▶ [DO THIS]:
Reproduce the records below in full and word for word, excluding pictures.

▶ [DATA SECTION]:
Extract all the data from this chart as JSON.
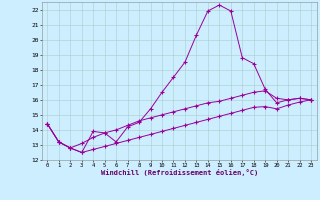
{
  "xlabel": "Windchill (Refroidissement éolien,°C)",
  "background_color": "#cceeff",
  "grid_color": "#aacccc",
  "line_color": "#990099",
  "xlim": [
    -0.5,
    23.5
  ],
  "ylim": [
    12,
    22.5
  ],
  "xticks": [
    0,
    1,
    2,
    3,
    4,
    5,
    6,
    7,
    8,
    9,
    10,
    11,
    12,
    13,
    14,
    15,
    16,
    17,
    18,
    19,
    20,
    21,
    22,
    23
  ],
  "yticks": [
    12,
    13,
    14,
    15,
    16,
    17,
    18,
    19,
    20,
    21,
    22
  ],
  "line1_x": [
    0,
    1,
    2,
    3,
    4,
    5,
    6,
    7,
    8,
    9,
    10,
    11,
    12,
    13,
    14,
    15,
    16,
    17,
    18,
    19,
    20,
    21,
    22,
    23
  ],
  "line1_y": [
    14.4,
    13.2,
    12.8,
    12.5,
    13.9,
    13.8,
    13.2,
    14.2,
    14.5,
    15.4,
    16.5,
    17.5,
    18.5,
    20.3,
    21.9,
    22.3,
    21.9,
    18.8,
    18.4,
    16.7,
    15.8,
    16.0,
    16.1,
    16.0
  ],
  "line2_x": [
    0,
    1,
    2,
    3,
    4,
    5,
    6,
    7,
    8,
    9,
    10,
    11,
    12,
    13,
    14,
    15,
    16,
    17,
    18,
    19,
    20,
    21,
    22,
    23
  ],
  "line2_y": [
    14.4,
    13.2,
    12.8,
    13.1,
    13.5,
    13.8,
    14.0,
    14.3,
    14.6,
    14.8,
    15.0,
    15.2,
    15.4,
    15.6,
    15.8,
    15.9,
    16.1,
    16.3,
    16.5,
    16.6,
    16.1,
    16.0,
    16.1,
    16.0
  ],
  "line3_x": [
    0,
    1,
    2,
    3,
    4,
    5,
    6,
    7,
    8,
    9,
    10,
    11,
    12,
    13,
    14,
    15,
    16,
    17,
    18,
    19,
    20,
    21,
    22,
    23
  ],
  "line3_y": [
    14.4,
    13.2,
    12.8,
    12.5,
    12.7,
    12.9,
    13.1,
    13.3,
    13.5,
    13.7,
    13.9,
    14.1,
    14.3,
    14.5,
    14.7,
    14.9,
    15.1,
    15.3,
    15.5,
    15.55,
    15.4,
    15.65,
    15.85,
    16.0
  ]
}
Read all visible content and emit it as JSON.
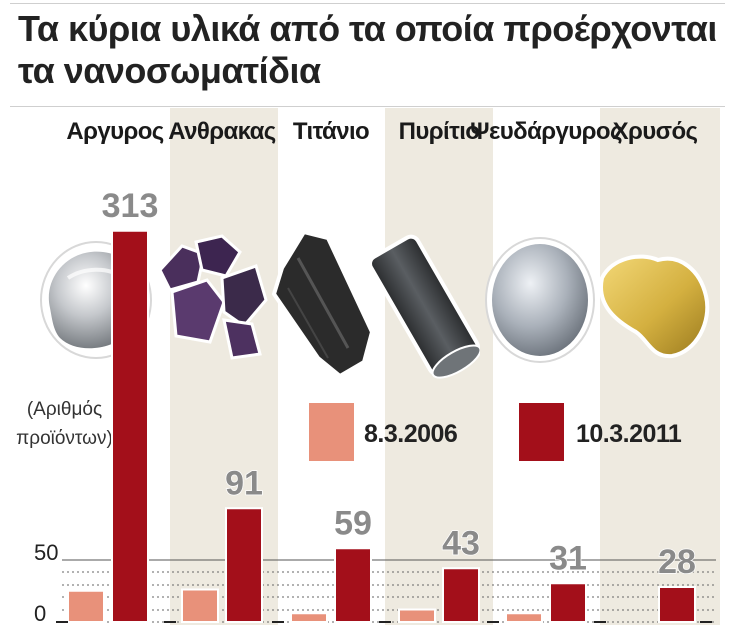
{
  "title": {
    "line1": "Τα κύρια υλικά από τα οποία προέρχονται",
    "line2": "τα νανοσωματίδια"
  },
  "chart_data": {
    "type": "bar",
    "categories": [
      "Αργυρος",
      "Ανθρακας",
      "Τιτάνιο",
      "Πυρίτιο",
      "Ψευδάργυρος",
      "Χρυσός"
    ],
    "series": [
      {
        "name": "8.3.2006",
        "color": "#e8917a",
        "values": [
          25,
          26,
          7,
          10,
          7,
          0
        ]
      },
      {
        "name": "10.3.2011",
        "color": "#a30f1a",
        "values": [
          313,
          91,
          59,
          43,
          31,
          28
        ]
      }
    ],
    "value_labels": [
      "313",
      "91",
      "59",
      "43",
      "31",
      "28"
    ],
    "ylabel": "(Αριθμός προϊόντων)",
    "ylabel_lines": [
      "(Αριθμός",
      "προϊόντων)"
    ],
    "yticks": [
      "0",
      "50"
    ],
    "legend_placement": "center",
    "grid": "dotted horizontal"
  },
  "materials": [
    {
      "name": "silver-nugget-icon",
      "color": "#c9ccd0"
    },
    {
      "name": "coal-pieces-icon",
      "color": "#3b2a4a"
    },
    {
      "name": "titanium-chunk-icon",
      "color": "#2b2b2b"
    },
    {
      "name": "silicon-rod-icon",
      "color": "#3a3d40"
    },
    {
      "name": "zinc-ball-icon",
      "color": "#b8bec6"
    },
    {
      "name": "gold-nugget-icon",
      "color": "#d4b040"
    }
  ]
}
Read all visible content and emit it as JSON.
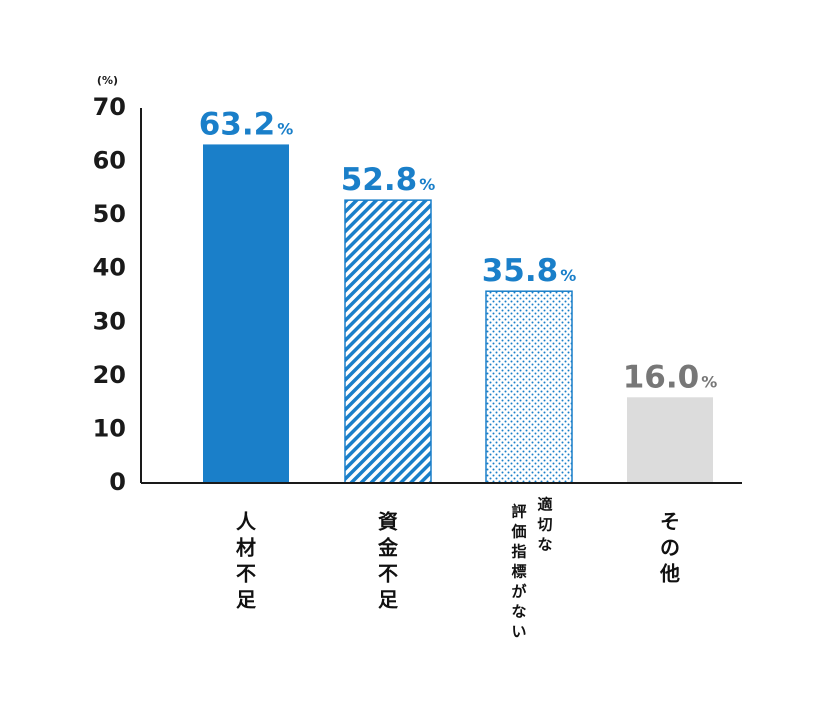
{
  "chart_data": {
    "type": "bar",
    "unit_label": "(%)",
    "ylim": [
      0,
      70
    ],
    "yticks": [
      "0",
      "10",
      "20",
      "30",
      "40",
      "50",
      "60",
      "70"
    ],
    "categories": [
      "人材不足",
      "資金不足",
      "評価指標がない適切な",
      "その他"
    ],
    "category_columns": [
      [
        "人材不足"
      ],
      [
        "資金不足"
      ],
      [
        "評価指標がない",
        "適切な"
      ],
      [
        "その他"
      ]
    ],
    "values": [
      63.2,
      52.8,
      35.8,
      16.0
    ],
    "value_labels": [
      "63.2",
      "52.8",
      "35.8",
      "16.0"
    ],
    "value_suffix": "%",
    "bar_styles": [
      "solid",
      "diagonal-stripes",
      "dots",
      "solid-gray"
    ],
    "colors": {
      "blue": "#1a7fc9",
      "gray": "#dcdcdc",
      "gray_label": "#777777",
      "axis": "#1a1a1a"
    },
    "grid": false,
    "legend": "none"
  }
}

▶ [WORKED SOLUTION]:
Extract all the data from this chart as JSON.
{
  "xlabel": "Windchill (Refroidissement éolien,°C)",
  "background_color": "#cceeff",
  "grid_color": "#aacccc",
  "line_color": "#990099",
  "xlim": [
    -0.5,
    23.5
  ],
  "ylim": [
    12,
    22.5
  ],
  "xticks": [
    0,
    1,
    2,
    3,
    4,
    5,
    6,
    7,
    8,
    9,
    10,
    11,
    12,
    13,
    14,
    15,
    16,
    17,
    18,
    19,
    20,
    21,
    22,
    23
  ],
  "yticks": [
    12,
    13,
    14,
    15,
    16,
    17,
    18,
    19,
    20,
    21,
    22
  ],
  "line1_x": [
    0,
    1,
    2,
    3,
    4,
    5,
    6,
    7,
    8,
    9,
    10,
    11,
    12,
    13,
    14,
    15,
    16,
    17,
    18,
    19,
    20,
    21,
    22,
    23
  ],
  "line1_y": [
    14.4,
    13.2,
    12.8,
    12.5,
    13.9,
    13.8,
    13.2,
    14.2,
    14.5,
    15.4,
    16.5,
    17.5,
    18.5,
    20.3,
    21.9,
    22.3,
    21.9,
    18.8,
    18.4,
    16.7,
    15.8,
    16.0,
    16.1,
    16.0
  ],
  "line2_x": [
    0,
    1,
    2,
    3,
    4,
    5,
    6,
    7,
    8,
    9,
    10,
    11,
    12,
    13,
    14,
    15,
    16,
    17,
    18,
    19,
    20,
    21,
    22,
    23
  ],
  "line2_y": [
    14.4,
    13.2,
    12.8,
    13.1,
    13.5,
    13.8,
    14.0,
    14.3,
    14.6,
    14.8,
    15.0,
    15.2,
    15.4,
    15.6,
    15.8,
    15.9,
    16.1,
    16.3,
    16.5,
    16.6,
    16.1,
    16.0,
    16.1,
    16.0
  ],
  "line3_x": [
    0,
    1,
    2,
    3,
    4,
    5,
    6,
    7,
    8,
    9,
    10,
    11,
    12,
    13,
    14,
    15,
    16,
    17,
    18,
    19,
    20,
    21,
    22,
    23
  ],
  "line3_y": [
    14.4,
    13.2,
    12.8,
    12.5,
    12.7,
    12.9,
    13.1,
    13.3,
    13.5,
    13.7,
    13.9,
    14.1,
    14.3,
    14.5,
    14.7,
    14.9,
    15.1,
    15.3,
    15.5,
    15.55,
    15.4,
    15.65,
    15.85,
    16.0
  ]
}
Read all visible content and emit it as JSON.
{
  "title": {
    "line1": "Τα κύρια υλικά από τα οποία προέρχονται",
    "line2": "τα νανοσωματίδια"
  },
  "chart_data": {
    "type": "bar",
    "categories": [
      "Αργυρος",
      "Ανθρακας",
      "Τιτάνιο",
      "Πυρίτιο",
      "Ψευδάργυρος",
      "Χρυσός"
    ],
    "series": [
      {
        "name": "8.3.2006",
        "color": "#e8917a",
        "values": [
          25,
          26,
          7,
          10,
          7,
          0
        ]
      },
      {
        "name": "10.3.2011",
        "color": "#a30f1a",
        "values": [
          313,
          91,
          59,
          43,
          31,
          28
        ]
      }
    ],
    "value_labels": [
      "313",
      "91",
      "59",
      "43",
      "31",
      "28"
    ],
    "ylabel": "(Αριθμός προϊόντων)",
    "ylabel_lines": [
      "(Αριθμός",
      "προϊόντων)"
    ],
    "yticks": [
      "0",
      "50"
    ],
    "legend_placement": "center",
    "grid": "dotted horizontal"
  },
  "materials": [
    {
      "name": "silver-nugget-icon",
      "color": "#c9ccd0"
    },
    {
      "name": "coal-pieces-icon",
      "color": "#3b2a4a"
    },
    {
      "name": "titanium-chunk-icon",
      "color": "#2b2b2b"
    },
    {
      "name": "silicon-rod-icon",
      "color": "#3a3d40"
    },
    {
      "name": "zinc-ball-icon",
      "color": "#b8bec6"
    },
    {
      "name": "gold-nugget-icon",
      "color": "#d4b040"
    }
  ]
}
Read all visible content and emit it as JSON.
{
  "chart_data": {
    "type": "bar",
    "unit_label": "(%)",
    "ylim": [
      0,
      70
    ],
    "yticks": [
      "0",
      "10",
      "20",
      "30",
      "40",
      "50",
      "60",
      "70"
    ],
    "categories": [
      "人材不足",
      "資金不足",
      "評価指標がない適切な",
      "その他"
    ],
    "category_columns": [
      [
        "人材不足"
      ],
      [
        "資金不足"
      ],
      [
        "評価指標がない",
        "適切な"
      ],
      [
        "その他"
      ]
    ],
    "values": [
      63.2,
      52.8,
      35.8,
      16.0
    ],
    "value_labels": [
      "63.2",
      "52.8",
      "35.8",
      "16.0"
    ],
    "value_suffix": "%",
    "bar_styles": [
      "solid",
      "diagonal-stripes",
      "dots",
      "solid-gray"
    ],
    "colors": {
      "blue": "#1a7fc9",
      "gray": "#dcdcdc",
      "gray_label": "#777777",
      "axis": "#1a1a1a"
    },
    "grid": false,
    "legend": "none"
  }
}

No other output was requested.